:: Written task ::
Of the lines in the records that follow, how many include the word "livres"? Answer with a bare number.

:: Given information ::

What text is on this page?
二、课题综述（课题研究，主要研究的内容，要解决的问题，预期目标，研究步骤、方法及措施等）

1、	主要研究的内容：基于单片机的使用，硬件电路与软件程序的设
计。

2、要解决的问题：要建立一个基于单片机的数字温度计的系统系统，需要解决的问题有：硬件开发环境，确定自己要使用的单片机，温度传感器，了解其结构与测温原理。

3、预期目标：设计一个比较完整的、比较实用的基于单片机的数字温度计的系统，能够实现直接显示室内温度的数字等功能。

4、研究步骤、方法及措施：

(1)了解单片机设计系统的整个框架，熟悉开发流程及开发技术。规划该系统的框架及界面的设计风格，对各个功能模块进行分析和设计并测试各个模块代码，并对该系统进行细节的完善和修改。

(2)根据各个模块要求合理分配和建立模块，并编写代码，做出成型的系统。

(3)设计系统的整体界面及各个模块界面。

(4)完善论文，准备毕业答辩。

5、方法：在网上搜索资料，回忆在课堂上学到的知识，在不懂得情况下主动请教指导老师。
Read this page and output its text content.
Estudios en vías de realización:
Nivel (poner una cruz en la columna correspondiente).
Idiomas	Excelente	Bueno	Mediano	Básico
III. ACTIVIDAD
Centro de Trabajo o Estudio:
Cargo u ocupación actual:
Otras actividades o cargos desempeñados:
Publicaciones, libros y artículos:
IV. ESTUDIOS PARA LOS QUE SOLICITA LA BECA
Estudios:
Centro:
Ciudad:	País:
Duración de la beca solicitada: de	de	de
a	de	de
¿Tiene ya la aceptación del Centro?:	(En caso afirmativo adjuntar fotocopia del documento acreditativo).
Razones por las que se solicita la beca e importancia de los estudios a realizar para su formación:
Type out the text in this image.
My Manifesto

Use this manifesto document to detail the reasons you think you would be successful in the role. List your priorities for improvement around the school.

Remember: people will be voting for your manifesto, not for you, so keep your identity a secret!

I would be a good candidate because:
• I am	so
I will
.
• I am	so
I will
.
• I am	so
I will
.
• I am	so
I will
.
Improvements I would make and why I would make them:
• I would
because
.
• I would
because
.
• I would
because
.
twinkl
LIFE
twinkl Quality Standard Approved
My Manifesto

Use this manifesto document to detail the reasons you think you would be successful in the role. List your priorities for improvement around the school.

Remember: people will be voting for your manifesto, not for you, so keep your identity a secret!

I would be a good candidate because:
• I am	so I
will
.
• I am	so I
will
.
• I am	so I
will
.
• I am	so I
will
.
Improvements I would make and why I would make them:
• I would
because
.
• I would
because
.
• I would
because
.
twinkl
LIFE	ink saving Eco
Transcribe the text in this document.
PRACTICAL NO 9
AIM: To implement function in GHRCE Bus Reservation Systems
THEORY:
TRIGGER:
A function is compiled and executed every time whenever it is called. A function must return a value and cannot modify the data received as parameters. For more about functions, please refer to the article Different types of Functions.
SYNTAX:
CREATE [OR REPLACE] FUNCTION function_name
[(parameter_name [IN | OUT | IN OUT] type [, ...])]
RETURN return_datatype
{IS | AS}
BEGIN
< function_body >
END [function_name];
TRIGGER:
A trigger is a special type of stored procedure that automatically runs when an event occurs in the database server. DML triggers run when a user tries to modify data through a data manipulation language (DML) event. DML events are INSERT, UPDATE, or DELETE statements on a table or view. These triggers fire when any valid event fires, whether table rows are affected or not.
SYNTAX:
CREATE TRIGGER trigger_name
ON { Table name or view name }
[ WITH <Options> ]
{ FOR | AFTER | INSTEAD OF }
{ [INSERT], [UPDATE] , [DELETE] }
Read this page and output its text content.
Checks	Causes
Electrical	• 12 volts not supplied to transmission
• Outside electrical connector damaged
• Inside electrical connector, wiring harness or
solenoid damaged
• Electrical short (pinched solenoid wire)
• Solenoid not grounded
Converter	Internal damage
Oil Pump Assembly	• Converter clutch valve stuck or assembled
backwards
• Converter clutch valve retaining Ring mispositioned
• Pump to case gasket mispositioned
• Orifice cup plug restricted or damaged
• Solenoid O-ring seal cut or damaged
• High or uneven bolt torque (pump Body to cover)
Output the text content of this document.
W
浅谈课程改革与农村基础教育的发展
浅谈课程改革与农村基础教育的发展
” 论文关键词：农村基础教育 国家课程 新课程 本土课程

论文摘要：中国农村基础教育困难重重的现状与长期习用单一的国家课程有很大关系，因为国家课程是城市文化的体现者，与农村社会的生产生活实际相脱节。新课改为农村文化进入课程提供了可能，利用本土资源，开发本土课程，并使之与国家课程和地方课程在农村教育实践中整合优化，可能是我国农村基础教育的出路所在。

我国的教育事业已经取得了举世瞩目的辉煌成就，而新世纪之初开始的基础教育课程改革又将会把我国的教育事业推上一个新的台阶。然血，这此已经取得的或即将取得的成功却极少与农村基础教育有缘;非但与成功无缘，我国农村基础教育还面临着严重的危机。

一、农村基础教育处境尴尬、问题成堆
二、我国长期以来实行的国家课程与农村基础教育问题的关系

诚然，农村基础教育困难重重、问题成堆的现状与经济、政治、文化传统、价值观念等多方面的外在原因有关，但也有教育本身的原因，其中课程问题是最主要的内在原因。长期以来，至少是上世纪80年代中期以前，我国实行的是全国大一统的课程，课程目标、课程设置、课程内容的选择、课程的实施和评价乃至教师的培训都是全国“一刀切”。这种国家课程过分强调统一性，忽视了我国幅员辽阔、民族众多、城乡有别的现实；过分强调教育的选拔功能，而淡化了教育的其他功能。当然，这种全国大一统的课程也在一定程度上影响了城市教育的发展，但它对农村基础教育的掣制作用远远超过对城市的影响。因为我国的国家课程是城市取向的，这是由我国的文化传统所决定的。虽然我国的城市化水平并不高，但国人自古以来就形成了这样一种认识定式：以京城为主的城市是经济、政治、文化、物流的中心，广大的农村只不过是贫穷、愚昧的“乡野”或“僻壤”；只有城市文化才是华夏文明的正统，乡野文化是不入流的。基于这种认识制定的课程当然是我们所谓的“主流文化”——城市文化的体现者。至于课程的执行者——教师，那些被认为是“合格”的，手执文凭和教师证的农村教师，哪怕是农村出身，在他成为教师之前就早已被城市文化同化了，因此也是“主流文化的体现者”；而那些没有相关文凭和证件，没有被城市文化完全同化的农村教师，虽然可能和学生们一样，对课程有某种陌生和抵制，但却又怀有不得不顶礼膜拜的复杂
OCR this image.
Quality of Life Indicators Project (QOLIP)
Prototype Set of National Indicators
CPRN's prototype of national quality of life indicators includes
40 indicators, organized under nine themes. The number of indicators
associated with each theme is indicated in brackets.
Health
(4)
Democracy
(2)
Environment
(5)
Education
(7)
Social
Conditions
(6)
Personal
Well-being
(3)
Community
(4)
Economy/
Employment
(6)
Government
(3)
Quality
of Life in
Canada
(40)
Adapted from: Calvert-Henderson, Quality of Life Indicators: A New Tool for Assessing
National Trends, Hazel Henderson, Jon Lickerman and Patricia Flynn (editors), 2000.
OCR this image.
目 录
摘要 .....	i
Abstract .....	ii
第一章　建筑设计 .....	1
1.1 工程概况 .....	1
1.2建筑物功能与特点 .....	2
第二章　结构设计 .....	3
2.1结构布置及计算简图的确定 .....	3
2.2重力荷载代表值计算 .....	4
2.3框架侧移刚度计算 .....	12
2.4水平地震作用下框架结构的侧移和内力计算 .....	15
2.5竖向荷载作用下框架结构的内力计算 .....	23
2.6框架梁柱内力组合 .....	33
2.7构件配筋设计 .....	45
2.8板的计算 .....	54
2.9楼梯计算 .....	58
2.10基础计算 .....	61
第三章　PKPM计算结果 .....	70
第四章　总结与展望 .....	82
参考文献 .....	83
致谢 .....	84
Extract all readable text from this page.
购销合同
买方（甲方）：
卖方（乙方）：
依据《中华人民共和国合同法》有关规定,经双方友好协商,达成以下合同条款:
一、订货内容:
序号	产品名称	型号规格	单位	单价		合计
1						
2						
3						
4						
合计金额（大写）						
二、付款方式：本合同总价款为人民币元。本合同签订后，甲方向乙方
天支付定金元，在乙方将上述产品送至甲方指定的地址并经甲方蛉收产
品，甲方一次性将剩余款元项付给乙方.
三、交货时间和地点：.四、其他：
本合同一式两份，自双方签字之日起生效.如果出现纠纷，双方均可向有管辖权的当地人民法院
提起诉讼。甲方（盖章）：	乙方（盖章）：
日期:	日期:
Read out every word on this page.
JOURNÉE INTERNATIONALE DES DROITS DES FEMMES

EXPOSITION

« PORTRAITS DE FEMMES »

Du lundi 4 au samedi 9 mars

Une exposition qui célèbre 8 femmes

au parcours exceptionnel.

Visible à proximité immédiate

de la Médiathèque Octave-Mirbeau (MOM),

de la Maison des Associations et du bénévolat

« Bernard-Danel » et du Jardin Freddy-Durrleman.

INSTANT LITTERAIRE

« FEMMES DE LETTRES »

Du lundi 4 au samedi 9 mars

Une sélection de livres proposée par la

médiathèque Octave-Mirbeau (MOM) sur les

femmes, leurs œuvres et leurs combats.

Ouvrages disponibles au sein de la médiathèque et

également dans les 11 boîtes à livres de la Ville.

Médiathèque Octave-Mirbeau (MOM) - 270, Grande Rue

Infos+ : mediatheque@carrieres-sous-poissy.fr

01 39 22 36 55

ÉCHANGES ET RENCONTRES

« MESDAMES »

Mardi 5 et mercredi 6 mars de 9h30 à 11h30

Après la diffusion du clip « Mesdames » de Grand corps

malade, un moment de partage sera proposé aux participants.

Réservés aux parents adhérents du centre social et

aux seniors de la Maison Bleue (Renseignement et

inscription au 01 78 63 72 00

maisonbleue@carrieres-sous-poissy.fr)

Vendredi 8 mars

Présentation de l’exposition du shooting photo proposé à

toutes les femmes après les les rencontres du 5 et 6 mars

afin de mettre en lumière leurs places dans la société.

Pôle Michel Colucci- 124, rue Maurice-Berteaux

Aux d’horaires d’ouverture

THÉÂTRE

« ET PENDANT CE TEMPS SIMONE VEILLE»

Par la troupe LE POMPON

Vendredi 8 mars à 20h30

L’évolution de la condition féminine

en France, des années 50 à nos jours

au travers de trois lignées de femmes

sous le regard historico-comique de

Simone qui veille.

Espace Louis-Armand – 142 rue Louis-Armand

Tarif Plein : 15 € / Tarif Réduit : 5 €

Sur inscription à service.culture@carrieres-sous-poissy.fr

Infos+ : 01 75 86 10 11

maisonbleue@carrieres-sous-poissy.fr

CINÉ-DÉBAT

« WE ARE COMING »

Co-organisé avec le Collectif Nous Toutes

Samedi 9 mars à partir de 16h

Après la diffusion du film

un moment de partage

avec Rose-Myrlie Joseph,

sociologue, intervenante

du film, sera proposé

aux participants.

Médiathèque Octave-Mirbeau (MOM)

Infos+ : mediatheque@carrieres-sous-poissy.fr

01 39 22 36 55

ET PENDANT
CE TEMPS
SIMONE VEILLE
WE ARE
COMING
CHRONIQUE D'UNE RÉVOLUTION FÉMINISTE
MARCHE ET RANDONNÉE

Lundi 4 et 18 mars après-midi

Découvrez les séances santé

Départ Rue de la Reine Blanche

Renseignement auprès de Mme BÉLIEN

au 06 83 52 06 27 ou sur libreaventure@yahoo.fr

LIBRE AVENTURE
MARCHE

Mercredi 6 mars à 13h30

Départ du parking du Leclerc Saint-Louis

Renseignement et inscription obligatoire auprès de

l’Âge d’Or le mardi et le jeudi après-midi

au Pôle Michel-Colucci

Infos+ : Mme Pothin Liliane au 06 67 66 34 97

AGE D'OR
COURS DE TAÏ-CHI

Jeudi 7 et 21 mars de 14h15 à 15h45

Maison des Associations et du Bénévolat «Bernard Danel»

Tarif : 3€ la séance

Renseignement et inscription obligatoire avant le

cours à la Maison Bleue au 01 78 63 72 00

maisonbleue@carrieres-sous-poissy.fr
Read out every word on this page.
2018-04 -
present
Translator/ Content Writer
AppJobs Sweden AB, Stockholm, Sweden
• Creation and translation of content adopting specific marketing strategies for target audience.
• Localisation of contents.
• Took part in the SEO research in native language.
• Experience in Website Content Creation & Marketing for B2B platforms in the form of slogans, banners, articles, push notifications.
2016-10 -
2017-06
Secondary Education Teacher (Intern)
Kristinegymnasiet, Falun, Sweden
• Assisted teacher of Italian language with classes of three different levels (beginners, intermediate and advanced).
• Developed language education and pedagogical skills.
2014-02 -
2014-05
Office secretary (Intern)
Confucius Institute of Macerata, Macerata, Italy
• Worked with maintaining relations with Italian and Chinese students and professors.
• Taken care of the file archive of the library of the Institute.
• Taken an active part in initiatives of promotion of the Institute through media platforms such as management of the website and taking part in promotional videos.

:: Finished answer ::
2